=== INFORMATION PROVIDED ===

_ _ _ _

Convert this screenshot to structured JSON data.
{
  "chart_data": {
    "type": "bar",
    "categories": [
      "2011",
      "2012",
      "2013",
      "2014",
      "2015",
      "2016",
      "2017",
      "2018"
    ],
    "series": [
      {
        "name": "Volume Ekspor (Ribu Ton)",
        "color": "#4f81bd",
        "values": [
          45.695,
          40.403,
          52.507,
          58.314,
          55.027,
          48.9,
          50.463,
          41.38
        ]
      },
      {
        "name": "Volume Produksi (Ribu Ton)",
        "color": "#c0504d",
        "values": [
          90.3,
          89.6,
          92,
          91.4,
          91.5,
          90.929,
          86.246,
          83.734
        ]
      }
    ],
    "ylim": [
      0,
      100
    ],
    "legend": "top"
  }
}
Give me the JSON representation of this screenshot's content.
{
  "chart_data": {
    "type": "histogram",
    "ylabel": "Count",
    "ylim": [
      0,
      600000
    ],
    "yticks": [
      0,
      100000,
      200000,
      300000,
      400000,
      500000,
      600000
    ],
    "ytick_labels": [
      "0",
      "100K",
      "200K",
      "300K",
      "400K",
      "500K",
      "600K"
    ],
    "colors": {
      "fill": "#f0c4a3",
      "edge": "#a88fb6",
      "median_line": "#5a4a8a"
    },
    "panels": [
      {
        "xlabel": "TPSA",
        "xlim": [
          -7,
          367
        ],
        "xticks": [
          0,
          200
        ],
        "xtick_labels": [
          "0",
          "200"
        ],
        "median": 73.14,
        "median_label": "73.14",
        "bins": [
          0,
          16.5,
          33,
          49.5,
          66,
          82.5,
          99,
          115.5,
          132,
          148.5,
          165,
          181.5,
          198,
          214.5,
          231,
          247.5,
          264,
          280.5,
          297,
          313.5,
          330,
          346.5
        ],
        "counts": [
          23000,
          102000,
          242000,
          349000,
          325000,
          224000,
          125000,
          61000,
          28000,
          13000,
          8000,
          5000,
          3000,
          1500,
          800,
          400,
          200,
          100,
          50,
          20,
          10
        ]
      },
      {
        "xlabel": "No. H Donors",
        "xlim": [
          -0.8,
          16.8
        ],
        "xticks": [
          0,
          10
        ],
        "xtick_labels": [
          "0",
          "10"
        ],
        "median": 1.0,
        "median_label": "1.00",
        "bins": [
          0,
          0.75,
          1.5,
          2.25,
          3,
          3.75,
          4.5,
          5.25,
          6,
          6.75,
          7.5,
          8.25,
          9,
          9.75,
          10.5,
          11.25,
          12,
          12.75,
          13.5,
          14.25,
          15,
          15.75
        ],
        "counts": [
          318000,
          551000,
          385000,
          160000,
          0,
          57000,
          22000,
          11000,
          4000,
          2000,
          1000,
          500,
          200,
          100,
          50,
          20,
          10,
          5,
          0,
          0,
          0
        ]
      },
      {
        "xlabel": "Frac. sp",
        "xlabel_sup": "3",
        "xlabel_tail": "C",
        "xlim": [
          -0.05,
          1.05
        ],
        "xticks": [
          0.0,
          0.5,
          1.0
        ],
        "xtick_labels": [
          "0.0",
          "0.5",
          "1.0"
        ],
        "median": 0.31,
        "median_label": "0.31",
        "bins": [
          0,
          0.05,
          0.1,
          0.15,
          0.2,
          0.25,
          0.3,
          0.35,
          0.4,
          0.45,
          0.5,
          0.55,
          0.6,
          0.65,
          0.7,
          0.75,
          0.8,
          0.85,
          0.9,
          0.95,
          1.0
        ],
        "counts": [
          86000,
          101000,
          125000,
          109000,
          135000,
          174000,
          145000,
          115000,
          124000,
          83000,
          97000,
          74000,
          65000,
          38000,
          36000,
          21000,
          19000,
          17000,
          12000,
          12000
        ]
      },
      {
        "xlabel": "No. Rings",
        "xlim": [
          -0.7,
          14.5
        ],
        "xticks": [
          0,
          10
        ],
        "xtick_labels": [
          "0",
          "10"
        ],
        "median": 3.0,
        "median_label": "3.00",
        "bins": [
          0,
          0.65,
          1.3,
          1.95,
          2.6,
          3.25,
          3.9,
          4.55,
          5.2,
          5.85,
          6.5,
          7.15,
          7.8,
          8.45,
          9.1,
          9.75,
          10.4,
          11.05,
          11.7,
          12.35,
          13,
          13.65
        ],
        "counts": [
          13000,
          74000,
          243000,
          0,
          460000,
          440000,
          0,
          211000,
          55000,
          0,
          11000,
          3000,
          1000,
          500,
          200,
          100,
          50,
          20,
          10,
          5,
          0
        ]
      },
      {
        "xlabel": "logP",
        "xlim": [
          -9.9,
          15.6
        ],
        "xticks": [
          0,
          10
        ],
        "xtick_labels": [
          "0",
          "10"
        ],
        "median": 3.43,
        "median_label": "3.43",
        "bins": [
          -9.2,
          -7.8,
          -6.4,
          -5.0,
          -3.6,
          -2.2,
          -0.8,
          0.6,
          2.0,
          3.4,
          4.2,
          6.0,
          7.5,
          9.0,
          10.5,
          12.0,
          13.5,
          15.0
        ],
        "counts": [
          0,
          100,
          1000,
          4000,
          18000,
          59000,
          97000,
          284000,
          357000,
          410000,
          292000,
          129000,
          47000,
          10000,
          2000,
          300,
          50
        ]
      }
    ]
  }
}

_ _ _ _

=== REQUIREMENT ===
Quote the listing in full, please, keeping every line exact.

=== SOLUTION TO THE PROBLEM ===
Convert this screenshot to structured JSON data.
{
  "chart_data": {
    "type": "bar",
    "categories": [
      "2011",
      "2012",
      "2013",
      "2014",
      "2015",
      "2016",
      "2017",
      "2018"
    ],
    "series": [
      {
        "name": "Volume Ekspor (Ribu Ton)",
        "color": "#4f81bd",
        "values": [
          45.695,
          40.403,
          52.507,
          58.314,
          55.027,
          48.9,
          50.463,
          41.38
        ]
      },
      {
        "name": "Volume Produksi (Ribu Ton)",
        "color": "#c0504d",
        "values": [
          90.3,
          89.6,
          92,
          91.4,
          91.5,
          90.929,
          86.246,
          83.734
        ]
      }
    ],
    "ylim": [
      0,
      100
    ],
    "legend": "top"
  }
}
Give me the JSON representation of this screenshot's content.
{
  "chart_data": {
    "type": "histogram",
    "ylabel": "Count",
    "ylim": [
      0,
      600000
    ],
    "yticks": [
      0,
      100000,
      200000,
      300000,
      400000,
      500000,
      600000
    ],
    "ytick_labels": [
      "0",
      "100K",
      "200K",
      "300K",
      "400K",
      "500K",
      "600K"
    ],
    "colors": {
      "fill": "#f0c4a3",
      "edge": "#a88fb6",
      "median_line": "#5a4a8a"
    },
    "panels": [
      {
        "xlabel": "TPSA",
        "xlim": [
          -7,
          367
        ],
        "xticks": [
          0,
          200
        ],
        "xtick_labels": [
          "0",
          "200"
        ],
        "median": 73.14,
        "median_label": "73.14",
        "bins": [
          0,
          16.5,
          33,
          49.5,
          66,
          82.5,
          99,
          115.5,
          132,
          148.5,
          165,
          181.5,
          198,
          214.5,
          231,
          247.5,
          264,
          280.5,
          297,
          313.5,
          330,
          346.5
        ],
        "counts": [
          23000,
          102000,
          242000,
          349000,
          325000,
          224000,
          125000,
          61000,
          28000,
          13000,
          8000,
          5000,
          3000,
          1500,
          800,
          400,
          200,
          100,
          50,
          20,
          10
        ]
      },
      {
        "xlabel": "No. H Donors",
        "xlim": [
          -0.8,
          16.8
        ],
        "xticks": [
          0,
          10
        ],
        "xtick_labels": [
          "0",
          "10"
        ],
        "median": 1.0,
        "median_label": "1.00",
        "bins": [
          0,
          0.75,
          1.5,
          2.25,
          3,
          3.75,
          4.5,
          5.25,
          6,
          6.75,
          7.5,
          8.25,
          9,
          9.75,
          10.5,
          11.25,
          12,
          12.75,
          13.5,
          14.25,
          15,
          15.75
        ],
        "counts": [
          318000,
          551000,
          385000,
          160000,
          0,
          57000,
          22000,
          11000,
          4000,
          2000,
          1000,
          500,
          200,
          100,
          50,
          20,
          10,
          5,
          0,
          0,
          0
        ]
      },
      {
        "xlabel": "Frac. sp",
        "xlabel_sup": "3",
        "xlabel_tail": "C",
        "xlim": [
          -0.05,
          1.05
        ],
        "xticks": [
          0.0,
          0.5,
          1.0
        ],
        "xtick_labels": [
          "0.0",
          "0.5",
          "1.0"
        ],
        "median": 0.31,
        "median_label": "0.31",
        "bins": [
          0,
          0.05,
          0.1,
          0.15,
          0.2,
          0.25,
          0.3,
          0.35,
          0.4,
          0.45,
          0.5,
          0.55,
          0.6,
          0.65,
          0.7,
          0.75,
          0.8,
          0.85,
          0.9,
          0.95,
          1.0
        ],
        "counts": [
          86000,
          101000,
          125000,
          109000,
          135000,
          174000,
          145000,
          115000,
          124000,
          83000,
          97000,
          74000,
          65000,
          38000,
          36000,
          21000,
          19000,
          17000,
          12000,
          12000
        ]
      },
      {
        "xlabel": "No. Rings",
        "xlim": [
          -0.7,
          14.5
        ],
        "xticks": [
          0,
          10
        ],
        "xtick_labels": [
          "0",
          "10"
        ],
        "median": 3.0,
        "median_label": "3.00",
        "bins": [
          0,
          0.65,
          1.3,
          1.95,
          2.6,
          3.25,
          3.9,
          4.55,
          5.2,
          5.85,
          6.5,
          7.15,
          7.8,
          8.45,
          9.1,
          9.75,
          10.4,
          11.05,
          11.7,
          12.35,
          13,
          13.65
        ],
        "counts": [
          13000,
          74000,
          243000,
          0,
          460000,
          440000,
          0,
          211000,
          55000,
          0,
          11000,
          3000,
          1000,
          500,
          200,
          100,
          50,
          20,
          10,
          5,
          0
        ]
      },
      {
        "xlabel": "logP",
        "xlim": [
          -9.9,
          15.6
        ],
        "xticks": [
          0,
          10
        ],
        "xtick_labels": [
          "0",
          "10"
        ],
        "median": 3.43,
        "median_label": "3.43",
        "bins": [
          -9.2,
          -7.8,
          -6.4,
          -5.0,
          -3.6,
          -2.2,
          -0.8,
          0.6,
          2.0,
          3.4,
          4.2,
          6.0,
          7.5,
          9.0,
          10.5,
          12.0,
          13.5,
          15.0
        ],
        "counts": [
          0,
          100,
          1000,
          4000,
          18000,
          59000,
          97000,
          284000,
          357000,
          410000,
          292000,
          129000,
          47000,
          10000,
          2000,
          300,
          50
        ]
      }
    ]
  }
}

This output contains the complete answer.